■ **What needs to be done**
Below is a block of records; repeat all of them exactly.

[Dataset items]
--- BEGIN ---

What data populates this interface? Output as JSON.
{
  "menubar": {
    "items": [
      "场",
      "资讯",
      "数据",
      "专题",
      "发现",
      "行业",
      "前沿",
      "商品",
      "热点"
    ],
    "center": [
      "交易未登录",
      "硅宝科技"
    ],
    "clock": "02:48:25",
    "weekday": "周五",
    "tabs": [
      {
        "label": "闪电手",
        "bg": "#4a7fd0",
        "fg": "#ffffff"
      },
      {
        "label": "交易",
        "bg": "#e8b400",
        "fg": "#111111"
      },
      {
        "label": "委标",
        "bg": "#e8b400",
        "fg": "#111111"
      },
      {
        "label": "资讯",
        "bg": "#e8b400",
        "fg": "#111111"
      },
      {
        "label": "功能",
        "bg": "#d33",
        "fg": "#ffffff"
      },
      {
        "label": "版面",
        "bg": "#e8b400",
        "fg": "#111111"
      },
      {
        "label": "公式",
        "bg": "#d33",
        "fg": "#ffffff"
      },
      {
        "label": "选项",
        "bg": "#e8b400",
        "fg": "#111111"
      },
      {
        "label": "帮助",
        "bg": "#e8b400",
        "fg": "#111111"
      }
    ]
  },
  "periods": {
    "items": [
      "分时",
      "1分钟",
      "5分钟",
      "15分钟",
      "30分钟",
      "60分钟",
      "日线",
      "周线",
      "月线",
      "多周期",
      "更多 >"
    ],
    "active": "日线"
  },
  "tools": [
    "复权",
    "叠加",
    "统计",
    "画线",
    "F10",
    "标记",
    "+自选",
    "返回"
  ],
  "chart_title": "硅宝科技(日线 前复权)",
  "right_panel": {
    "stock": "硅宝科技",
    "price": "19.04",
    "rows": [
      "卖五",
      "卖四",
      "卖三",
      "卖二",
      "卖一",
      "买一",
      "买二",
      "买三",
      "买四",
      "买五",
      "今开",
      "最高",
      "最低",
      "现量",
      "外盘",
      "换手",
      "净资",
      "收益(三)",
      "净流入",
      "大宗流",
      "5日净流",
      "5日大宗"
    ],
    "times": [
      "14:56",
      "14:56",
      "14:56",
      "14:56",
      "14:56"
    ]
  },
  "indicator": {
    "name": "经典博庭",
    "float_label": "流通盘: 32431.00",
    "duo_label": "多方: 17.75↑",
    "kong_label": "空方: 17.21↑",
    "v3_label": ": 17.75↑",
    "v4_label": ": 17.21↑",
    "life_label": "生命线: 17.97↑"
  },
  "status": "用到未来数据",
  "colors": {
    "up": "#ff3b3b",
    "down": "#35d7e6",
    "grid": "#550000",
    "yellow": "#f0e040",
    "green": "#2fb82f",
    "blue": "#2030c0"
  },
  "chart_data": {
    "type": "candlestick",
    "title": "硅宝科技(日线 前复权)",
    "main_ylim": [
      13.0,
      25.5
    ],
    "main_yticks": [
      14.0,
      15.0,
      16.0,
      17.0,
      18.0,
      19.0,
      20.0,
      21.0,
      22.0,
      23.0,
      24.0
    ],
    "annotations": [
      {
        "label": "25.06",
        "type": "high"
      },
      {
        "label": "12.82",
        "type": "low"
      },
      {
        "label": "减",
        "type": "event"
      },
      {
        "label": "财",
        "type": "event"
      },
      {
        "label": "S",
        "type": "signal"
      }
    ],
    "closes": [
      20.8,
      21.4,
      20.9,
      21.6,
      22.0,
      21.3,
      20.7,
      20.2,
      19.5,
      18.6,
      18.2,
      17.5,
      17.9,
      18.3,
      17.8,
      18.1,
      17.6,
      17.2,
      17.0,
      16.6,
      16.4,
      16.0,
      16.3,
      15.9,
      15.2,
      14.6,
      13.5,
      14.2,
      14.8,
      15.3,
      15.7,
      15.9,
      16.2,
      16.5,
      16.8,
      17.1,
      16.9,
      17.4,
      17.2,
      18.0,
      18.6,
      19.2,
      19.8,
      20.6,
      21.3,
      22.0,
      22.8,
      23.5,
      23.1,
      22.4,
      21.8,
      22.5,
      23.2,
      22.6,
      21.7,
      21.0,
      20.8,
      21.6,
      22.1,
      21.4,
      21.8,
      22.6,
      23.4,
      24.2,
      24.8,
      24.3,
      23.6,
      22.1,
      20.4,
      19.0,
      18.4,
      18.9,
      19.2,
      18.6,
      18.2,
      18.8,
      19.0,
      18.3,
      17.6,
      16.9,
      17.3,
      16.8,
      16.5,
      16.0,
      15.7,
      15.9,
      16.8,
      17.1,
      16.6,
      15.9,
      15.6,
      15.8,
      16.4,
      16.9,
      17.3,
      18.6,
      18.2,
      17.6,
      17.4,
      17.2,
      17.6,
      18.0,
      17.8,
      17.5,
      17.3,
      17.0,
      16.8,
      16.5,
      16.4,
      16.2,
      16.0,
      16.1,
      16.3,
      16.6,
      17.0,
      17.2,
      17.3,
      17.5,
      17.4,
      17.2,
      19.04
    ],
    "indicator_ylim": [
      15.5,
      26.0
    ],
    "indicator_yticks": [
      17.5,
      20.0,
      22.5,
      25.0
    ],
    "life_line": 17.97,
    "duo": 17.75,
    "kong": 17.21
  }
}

--- END ---

■ **Exercise answer**
What data populates this interface? Output as JSON.
{
  "menubar": {
    "items": [
      "场",
      "资讯",
      "数据",
      "专题",
      "发现",
      "行业",
      "前沿",
      "商品",
      "热点"
    ],
    "center": [
      "交易未登录",
      "硅宝科技"
    ],
    "clock": "02:48:25",
    "weekday": "周五",
    "tabs": [
      {
        "label": "闪电手",
        "bg": "#4a7fd0",
        "fg": "#ffffff"
      },
      {
        "label": "交易",
        "bg": "#e8b400",
        "fg": "#111111"
      },
      {
        "label": "委标",
        "bg": "#e8b400",
        "fg": "#111111"
      },
      {
        "label": "资讯",
        "bg": "#e8b400",
        "fg": "#111111"
      },
      {
        "label": "功能",
        "bg": "#d33",
        "fg": "#ffffff"
      },
      {
        "label": "版面",
        "bg": "#e8b400",
        "fg": "#111111"
      },
      {
        "label": "公式",
        "bg": "#d33",
        "fg": "#ffffff"
      },
      {
        "label": "选项",
        "bg": "#e8b400",
        "fg": "#111111"
      },
      {
        "label": "帮助",
        "bg": "#e8b400",
        "fg": "#111111"
      }
    ]
  },
  "periods": {
    "items": [
      "分时",
      "1分钟",
      "5分钟",
      "15分钟",
      "30分钟",
      "60分钟",
      "日线",
      "周线",
      "月线",
      "多周期",
      "更多 >"
    ],
    "active": "日线"
  },
  "tools": [
    "复权",
    "叠加",
    "统计",
    "画线",
    "F10",
    "标记",
    "+自选",
    "返回"
  ],
  "chart_title": "硅宝科技(日线 前复权)",
  "right_panel": {
    "stock": "硅宝科技",
    "price": "19.04",
    "rows": [
      "卖五",
      "卖四",
      "卖三",
      "卖二",
      "卖一",
      "买一",
      "买二",
      "买三",
      "买四",
      "买五",
      "今开",
      "最高",
      "最低",
      "现量",
      "外盘",
      "换手",
      "净资",
      "收益(三)",
      "净流入",
      "大宗流",
      "5日净流",
      "5日大宗"
    ],
    "times": [
      "14:56",
      "14:56",
      "14:56",
      "14:56",
      "14:56"
    ]
  },
  "indicator": {
    "name": "经典博庭",
    "float_label": "流通盘: 32431.00",
    "duo_label": "多方: 17.75↑",
    "kong_label": "空方: 17.21↑",
    "v3_label": ": 17.75↑",
    "v4_label": ": 17.21↑",
    "life_label": "生命线: 17.97↑"
  },
  "status": "用到未来数据",
  "colors": {
    "up": "#ff3b3b",
    "down": "#35d7e6",
    "grid": "#550000",
    "yellow": "#f0e040",
    "green": "#2fb82f",
    "blue": "#2030c0"
  },
  "chart_data": {
    "type": "candlestick",
    "title": "硅宝科技(日线 前复权)",
    "main_ylim": [
      13.0,
      25.5
    ],
    "main_yticks": [
      14.0,
      15.0,
      16.0,
      17.0,
      18.0,
      19.0,
      20.0,
      21.0,
      22.0,
      23.0,
      24.0
    ],
    "annotations": [
      {
        "label": "25.06",
        "type": "high"
      },
      {
        "label": "12.82",
        "type": "low"
      },
      {
        "label": "减",
        "type": "event"
      },
      {
        "label": "财",
        "type": "event"
      },
      {
        "label": "S",
        "type": "signal"
      }
    ],
    "closes": [
      20.8,
      21.4,
      20.9,
      21.6,
      22.0,
      21.3,
      20.7,
      20.2,
      19.5,
      18.6,
      18.2,
      17.5,
      17.9,
      18.3,
      17.8,
      18.1,
      17.6,
      17.2,
      17.0,
      16.6,
      16.4,
      16.0,
      16.3,
      15.9,
      15.2,
      14.6,
      13.5,
      14.2,
      14.8,
      15.3,
      15.7,
      15.9,
      16.2,
      16.5,
      16.8,
      17.1,
      16.9,
      17.4,
      17.2,
      18.0,
      18.6,
      19.2,
      19.8,
      20.6,
      21.3,
      22.0,
      22.8,
      23.5,
      23.1,
      22.4,
      21.8,
      22.5,
      23.2,
      22.6,
      21.7,
      21.0,
      20.8,
      21.6,
      22.1,
      21.4,
      21.8,
      22.6,
      23.4,
      24.2,
      24.8,
      24.3,
      23.6,
      22.1,
      20.4,
      19.0,
      18.4,
      18.9,
      19.2,
      18.6,
      18.2,
      18.8,
      19.0,
      18.3,
      17.6,
      16.9,
      17.3,
      16.8,
      16.5,
      16.0,
      15.7,
      15.9,
      16.8,
      17.1,
      16.6,
      15.9,
      15.6,
      15.8,
      16.4,
      16.9,
      17.3,
      18.6,
      18.2,
      17.6,
      17.4,
      17.2,
      17.6,
      18.0,
      17.8,
      17.5,
      17.3,
      17.0,
      16.8,
      16.5,
      16.4,
      16.2,
      16.0,
      16.1,
      16.3,
      16.6,
      17.0,
      17.2,
      17.3,
      17.5,
      17.4,
      17.2,
      19.04
    ],
    "indicator_ylim": [
      15.5,
      26.0
    ],
    "indicator_yticks": [
      17.5,
      20.0,
      22.5,
      25.0
    ],
    "life_line": 17.97,
    "duo": 17.75,
    "kong": 17.21
  }
}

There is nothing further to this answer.